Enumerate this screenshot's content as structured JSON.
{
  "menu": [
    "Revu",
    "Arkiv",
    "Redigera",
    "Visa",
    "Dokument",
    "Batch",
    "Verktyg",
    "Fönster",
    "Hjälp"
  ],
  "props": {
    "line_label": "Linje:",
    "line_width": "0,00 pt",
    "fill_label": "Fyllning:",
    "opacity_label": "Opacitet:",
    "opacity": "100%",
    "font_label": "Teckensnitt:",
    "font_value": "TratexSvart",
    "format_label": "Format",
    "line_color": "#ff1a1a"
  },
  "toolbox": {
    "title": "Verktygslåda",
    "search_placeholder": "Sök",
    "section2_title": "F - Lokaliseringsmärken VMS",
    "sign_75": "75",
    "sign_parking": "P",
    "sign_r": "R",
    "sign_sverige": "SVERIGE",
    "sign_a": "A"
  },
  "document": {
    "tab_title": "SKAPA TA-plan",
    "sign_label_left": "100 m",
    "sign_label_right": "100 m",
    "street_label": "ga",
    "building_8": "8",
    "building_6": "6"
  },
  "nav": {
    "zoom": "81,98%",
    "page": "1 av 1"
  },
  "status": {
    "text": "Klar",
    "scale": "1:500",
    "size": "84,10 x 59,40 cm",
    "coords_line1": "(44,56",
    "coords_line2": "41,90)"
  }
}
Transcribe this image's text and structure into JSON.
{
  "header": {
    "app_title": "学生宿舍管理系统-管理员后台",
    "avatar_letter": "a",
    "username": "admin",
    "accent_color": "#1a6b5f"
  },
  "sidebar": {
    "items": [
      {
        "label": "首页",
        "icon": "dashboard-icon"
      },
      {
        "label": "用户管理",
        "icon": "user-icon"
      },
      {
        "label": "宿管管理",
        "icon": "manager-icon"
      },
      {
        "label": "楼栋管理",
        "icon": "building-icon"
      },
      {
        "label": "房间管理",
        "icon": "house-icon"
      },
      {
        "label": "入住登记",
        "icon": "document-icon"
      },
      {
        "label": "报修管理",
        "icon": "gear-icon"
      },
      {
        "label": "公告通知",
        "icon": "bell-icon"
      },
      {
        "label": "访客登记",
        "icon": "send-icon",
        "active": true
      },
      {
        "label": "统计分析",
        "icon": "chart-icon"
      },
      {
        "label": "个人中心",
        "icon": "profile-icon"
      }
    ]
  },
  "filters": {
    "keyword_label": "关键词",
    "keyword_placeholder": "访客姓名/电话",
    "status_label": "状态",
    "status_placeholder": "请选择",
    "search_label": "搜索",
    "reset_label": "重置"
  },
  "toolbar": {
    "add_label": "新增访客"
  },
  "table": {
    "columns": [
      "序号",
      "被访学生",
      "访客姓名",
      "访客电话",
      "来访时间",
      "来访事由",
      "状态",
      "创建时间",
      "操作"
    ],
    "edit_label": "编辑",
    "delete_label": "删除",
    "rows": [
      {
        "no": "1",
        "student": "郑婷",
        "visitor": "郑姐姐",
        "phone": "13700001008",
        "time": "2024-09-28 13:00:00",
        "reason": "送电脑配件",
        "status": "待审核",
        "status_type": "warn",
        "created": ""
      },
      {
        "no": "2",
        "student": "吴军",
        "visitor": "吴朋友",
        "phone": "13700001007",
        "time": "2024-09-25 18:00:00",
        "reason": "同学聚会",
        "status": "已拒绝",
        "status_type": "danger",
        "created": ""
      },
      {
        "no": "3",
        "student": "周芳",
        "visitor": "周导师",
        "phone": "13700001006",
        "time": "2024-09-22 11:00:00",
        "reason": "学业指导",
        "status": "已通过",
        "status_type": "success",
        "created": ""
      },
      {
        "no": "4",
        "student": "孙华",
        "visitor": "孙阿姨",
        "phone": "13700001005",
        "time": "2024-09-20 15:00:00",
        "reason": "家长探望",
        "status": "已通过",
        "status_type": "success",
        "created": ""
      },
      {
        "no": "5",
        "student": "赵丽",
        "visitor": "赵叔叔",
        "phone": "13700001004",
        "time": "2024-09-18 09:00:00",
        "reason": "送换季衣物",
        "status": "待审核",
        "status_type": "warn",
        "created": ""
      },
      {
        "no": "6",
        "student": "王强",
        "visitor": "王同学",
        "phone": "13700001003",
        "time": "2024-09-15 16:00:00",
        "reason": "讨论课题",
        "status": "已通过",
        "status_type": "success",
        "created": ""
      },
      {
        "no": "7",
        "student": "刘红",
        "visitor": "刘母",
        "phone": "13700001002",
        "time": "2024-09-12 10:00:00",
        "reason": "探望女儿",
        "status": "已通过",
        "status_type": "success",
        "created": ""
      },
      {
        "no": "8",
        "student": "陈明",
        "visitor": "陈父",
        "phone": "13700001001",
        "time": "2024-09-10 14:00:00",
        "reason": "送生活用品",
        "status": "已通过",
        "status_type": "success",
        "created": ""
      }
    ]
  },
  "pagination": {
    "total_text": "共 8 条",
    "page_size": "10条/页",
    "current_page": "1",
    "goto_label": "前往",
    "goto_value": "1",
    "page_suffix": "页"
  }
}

> **What to produce**: Word for word, write out the data.

> **Expected answer**:
Enumerate this screenshot's content as structured JSON.
{
  "menu": [
    "Revu",
    "Arkiv",
    "Redigera",
    "Visa",
    "Dokument",
    "Batch",
    "Verktyg",
    "Fönster",
    "Hjälp"
  ],
  "props": {
    "line_label": "Linje:",
    "line_width": "0,00 pt",
    "fill_label": "Fyllning:",
    "opacity_label": "Opacitet:",
    "opacity": "100%",
    "font_label": "Teckensnitt:",
    "font_value": "TratexSvart",
    "format_label": "Format",
    "line_color": "#ff1a1a"
  },
  "toolbox": {
    "title": "Verktygslåda",
    "search_placeholder": "Sök",
    "section2_title": "F - Lokaliseringsmärken VMS",
    "sign_75": "75",
    "sign_parking": "P",
    "sign_r": "R",
    "sign_sverige": "SVERIGE",
    "sign_a": "A"
  },
  "document": {
    "tab_title": "SKAPA TA-plan",
    "sign_label_left": "100 m",
    "sign_label_right": "100 m",
    "street_label": "ga",
    "building_8": "8",
    "building_6": "6"
  },
  "nav": {
    "zoom": "81,98%",
    "page": "1 av 1"
  },
  "status": {
    "text": "Klar",
    "scale": "1:500",
    "size": "84,10 x 59,40 cm",
    "coords_line1": "(44,56",
    "coords_line2": "41,90)"
  }
}
Transcribe this image's text and structure into JSON.
{
  "header": {
    "app_title": "学生宿舍管理系统-管理员后台",
    "avatar_letter": "a",
    "username": "admin",
    "accent_color": "#1a6b5f"
  },
  "sidebar": {
    "items": [
      {
        "label": "首页",
        "icon": "dashboard-icon"
      },
      {
        "label": "用户管理",
        "icon": "user-icon"
      },
      {
        "label": "宿管管理",
        "icon": "manager-icon"
      },
      {
        "label": "楼栋管理",
        "icon": "building-icon"
      },
      {
        "label": "房间管理",
        "icon": "house-icon"
      },
      {
        "label": "入住登记",
        "icon": "document-icon"
      },
      {
        "label": "报修管理",
        "icon": "gear-icon"
      },
      {
        "label": "公告通知",
        "icon": "bell-icon"
      },
      {
        "label": "访客登记",
        "icon": "send-icon",
        "active": true
      },
      {
        "label": "统计分析",
        "icon": "chart-icon"
      },
      {
        "label": "个人中心",
        "icon": "profile-icon"
      }
    ]
  },
  "filters": {
    "keyword_label": "关键词",
    "keyword_placeholder": "访客姓名/电话",
    "status_label": "状态",
    "status_placeholder": "请选择",
    "search_label": "搜索",
    "reset_label": "重置"
  },
  "toolbar": {
    "add_label": "新增访客"
  },
  "table": {
    "columns": [
      "序号",
      "被访学生",
      "访客姓名",
      "访客电话",
      "来访时间",
      "来访事由",
      "状态",
      "创建时间",
      "操作"
    ],
    "edit_label": "编辑",
    "delete_label": "删除",
    "rows": [
      {
        "no": "1",
        "student": "郑婷",
        "visitor": "郑姐姐",
        "phone": "13700001008",
        "time": "2024-09-28 13:00:00",
        "reason": "送电脑配件",
        "status": "待审核",
        "status_type": "warn",
        "created": ""
      },
      {
        "no": "2",
        "student": "吴军",
        "visitor": "吴朋友",
        "phone": "13700001007",
        "time": "2024-09-25 18:00:00",
        "reason": "同学聚会",
        "status": "已拒绝",
        "status_type": "danger",
        "created": ""
      },
      {
        "no": "3",
        "student": "周芳",
        "visitor": "周导师",
        "phone": "13700001006",
        "time": "2024-09-22 11:00:00",
        "reason": "学业指导",
        "status": "已通过",
        "status_type": "success",
        "created": ""
      },
      {
        "no": "4",
        "student": "孙华",
        "visitor": "孙阿姨",
        "phone": "13700001005",
        "time": "2024-09-20 15:00:00",
        "reason": "家长探望",
        "status": "已通过",
        "status_type": "success",
        "created": ""
      },
      {
        "no": "5",
        "student": "赵丽",
        "visitor": "赵叔叔",
        "phone": "13700001004",
        "time": "2024-09-18 09:00:00",
        "reason": "送换季衣物",
        "status": "待审核",
        "status_type": "warn",
        "created": ""
      },
      {
        "no": "6",
        "student": "王强",
        "visitor": "王同学",
        "phone": "13700001003",
        "time": "2024-09-15 16:00:00",
        "reason": "讨论课题",
        "status": "已通过",
        "status_type": "success",
        "created": ""
      },
      {
        "no": "7",
        "student": "刘红",
        "visitor": "刘母",
        "phone": "13700001002",
        "time": "2024-09-12 10:00:00",
        "reason": "探望女儿",
        "status": "已通过",
        "status_type": "success",
        "created": ""
      },
      {
        "no": "8",
        "student": "陈明",
        "visitor": "陈父",
        "phone": "13700001001",
        "time": "2024-09-10 14:00:00",
        "reason": "送生活用品",
        "status": "已通过",
        "status_type": "success",
        "created": ""
      }
    ]
  },
  "pagination": {
    "total_text": "共 8 条",
    "page_size": "10条/页",
    "current_page": "1",
    "goto_label": "前往",
    "goto_value": "1",
    "page_suffix": "页"
  }
}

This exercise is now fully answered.